PROBLEM REQUIREMENTS: Leave out the pictures and transcribe everything else exactly.
---+---
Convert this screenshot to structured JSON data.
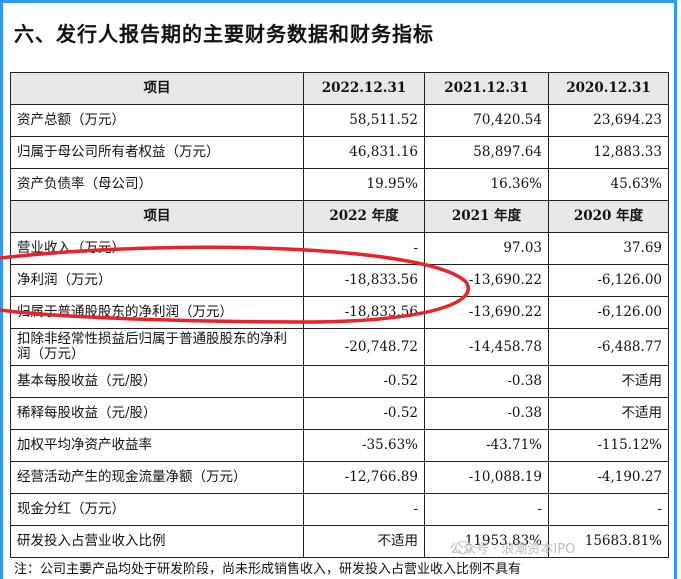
{
  "section_title": "六、发行人报告期的主要财务数据和财务指标",
  "table": {
    "head1": [
      "项目",
      "2022.12.31",
      "2021.12.31",
      "2020.12.31"
    ],
    "rows1": [
      [
        "资产总额（万元）",
        "58,511.52",
        "70,420.54",
        "23,694.23"
      ],
      [
        "归属于母公司所有者权益（万元）",
        "46,831.16",
        "58,897.64",
        "12,883.33"
      ],
      [
        "资产负债率（母公司）",
        "19.95%",
        "16.36%",
        "45.63%"
      ]
    ],
    "head2": [
      "项目",
      "2022 年度",
      "2021 年度",
      "2020 年度"
    ],
    "rows2": [
      [
        "营业收入（万元）",
        "-",
        "97.03",
        "37.69"
      ],
      [
        "净利润（万元）",
        "-18,833.56",
        "-13,690.22",
        "-6,126.00"
      ],
      [
        "归属于普通股股东的净利润（万元）",
        "-18,833.56",
        "-13,690.22",
        "-6,126.00"
      ],
      [
        "扣除非经常性损益后归属于普通股股东的净利润（万元）",
        "-20,748.72",
        "-14,458.78",
        "-6,488.77"
      ],
      [
        "基本每股收益（元/股）",
        "-0.52",
        "-0.38",
        "不适用"
      ],
      [
        "稀释每股收益（元/股）",
        "-0.52",
        "-0.38",
        "不适用"
      ],
      [
        "加权平均净资产收益率",
        "-35.63%",
        "-43.71%",
        "-115.12%"
      ],
      [
        "经营活动产生的现金流量净额（万元）",
        "-12,766.89",
        "-10,088.19",
        "-4,190.27"
      ],
      [
        "现金分红（万元）",
        "-",
        "-",
        "-"
      ],
      [
        "研发投入占营业收入比例",
        "不适用",
        "11953.83%",
        "15683.81%"
      ]
    ]
  },
  "footnote": "注：公司主要产品均处于研发阶段，尚未形成销售收入，研发投入占营业收入比例不具有",
  "watermark": "公众号 · 浪潮资本IPO",
  "colors": {
    "frame": "#2f9bf0",
    "highlight_ellipse": "#e8232a",
    "header_fill": "#e8e8e8"
  }
}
---+---
TASK OUTPUT:
Convert this screenshot to structured JSON data.
{
  "section_title": "六、发行人报告期的主要财务数据和财务指标",
  "table": {
    "head1": [
      "项目",
      "2022.12.31",
      "2021.12.31",
      "2020.12.31"
    ],
    "rows1": [
      [
        "资产总额（万元）",
        "58,511.52",
        "70,420.54",
        "23,694.23"
      ],
      [
        "归属于母公司所有者权益（万元）",
        "46,831.16",
        "58,897.64",
        "12,883.33"
      ],
      [
        "资产负债率（母公司）",
        "19.95%",
        "16.36%",
        "45.63%"
      ]
    ],
    "head2": [
      "项目",
      "2022 年度",
      "2021 年度",
      "2020 年度"
    ],
    "rows2": [
      [
        "营业收入（万元）",
        "-",
        "97.03",
        "37.69"
      ],
      [
        "净利润（万元）",
        "-18,833.56",
        "-13,690.22",
        "-6,126.00"
      ],
      [
        "归属于普通股股东的净利润（万元）",
        "-18,833.56",
        "-13,690.22",
        "-6,126.00"
      ],
      [
        "扣除非经常性损益后归属于普通股股东的净利润（万元）",
        "-20,748.72",
        "-14,458.78",
        "-6,488.77"
      ],
      [
        "基本每股收益（元/股）",
        "-0.52",
        "-0.38",
        "不适用"
      ],
      [
        "稀释每股收益（元/股）",
        "-0.52",
        "-0.38",
        "不适用"
      ],
      [
        "加权平均净资产收益率",
        "-35.63%",
        "-43.71%",
        "-115.12%"
      ],
      [
        "经营活动产生的现金流量净额（万元）",
        "-12,766.89",
        "-10,088.19",
        "-4,190.27"
      ],
      [
        "现金分红（万元）",
        "-",
        "-",
        "-"
      ],
      [
        "研发投入占营业收入比例",
        "不适用",
        "11953.83%",
        "15683.81%"
      ]
    ]
  },
  "footnote": "注：公司主要产品均处于研发阶段，尚未形成销售收入，研发投入占营业收入比例不具有",
  "watermark": "公众号 · 浪潮资本IPO",
  "colors": {
    "frame": "#2f9bf0",
    "highlight_ellipse": "#e8232a",
    "header_fill": "#e8e8e8"
  }
}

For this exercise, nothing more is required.